- Task requirements
**A.** In the forum thread on solving the system 2x - y = -1 and x + y = -2, what point of intersection is substituted to check choice 3?
**B.** Carry on the forum thread about solving the system 2x - y = -1 and x + y = -2 from the point at which it currently ends.

- Document passage
╭──

## manamesasher 3 years ago Solve the following system of equations graphically, find the graph 2x -y = -1 x + y = -2

1. manamesasher

2. manamesasher

3. manamesasher

2?

4. Calcmathlete

Easiest way to do this is to plug in the point of intersection and if both equations are true, then it's the correct answer. For instance, let's check 2. \[2x - y = -1\]\[2(1) - (-1) = -1\]\[2 + 1 = -1\]\[3 ≠ -1\]THerefore, it isn't 2.

5. manamesasher

i was talking about the graph...

6. Calcmathlete

Also, if the point of intersection is the same in two choices, then you have to make sure the lines make sense.

7. Calcmathlete

And yes, 2 is incorrect since the solution set is also the point of intersection when graphed...

8. manamesasher

9. Calcmathlete

Are you just guessing at this point?

10. manamesasher

no i'm asking if you can help me solve it...

11. Calcmathlete

Alright. I explained the process above... Let's take a look at choice 3... 2x - y = -1 Plus in the point of intersection, (-1, 1) 2(-1) - (1) = -1 -2 - 1 = -1 -3 ≠ -1 Do you see how the final equations ends up false since -3 does NOT equal -1?

╰──

- Dataset content
╭──

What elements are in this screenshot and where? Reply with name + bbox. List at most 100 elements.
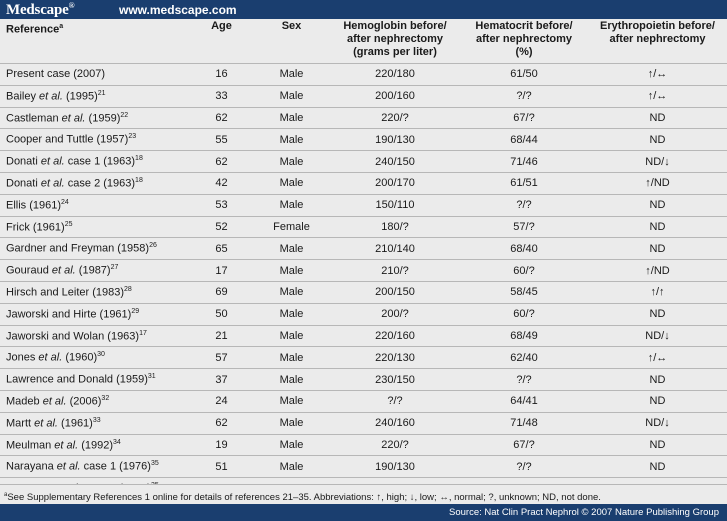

╰──

- The results
**A.** (-1, 1)

**B.**
12. manamesasher

ok. and choice 1, (-1, -1) 2(-1)-(-1)=-1

13. manamesasher

-1+-1=2

14. manamesasher

so it is choice 1..

15. manamesasher

thank you...

16. amistre64

my idea would be to use a knowledge of the equations to match the graph in this manner x + y = -2 notice this is pretty easy to turn to y = mx+b format y = -x-2 we need to find an option that has a line going thru y=-2 and a downill slope of -1

17. Calcmathlete

Um... \[2(-1) - (-1) = -1\]\[-2 + 1 = -1\]\[-1 = -1\]You should always check both equations by the way for the future, but it is indeed choice 1 :)

18. manamesasher

oh, ok sorry.. thanks again...

19. amistre64

1 and 3 fit the thru -2 part; and 3 is too steep for comfort

20. robtobey

A plot is attached.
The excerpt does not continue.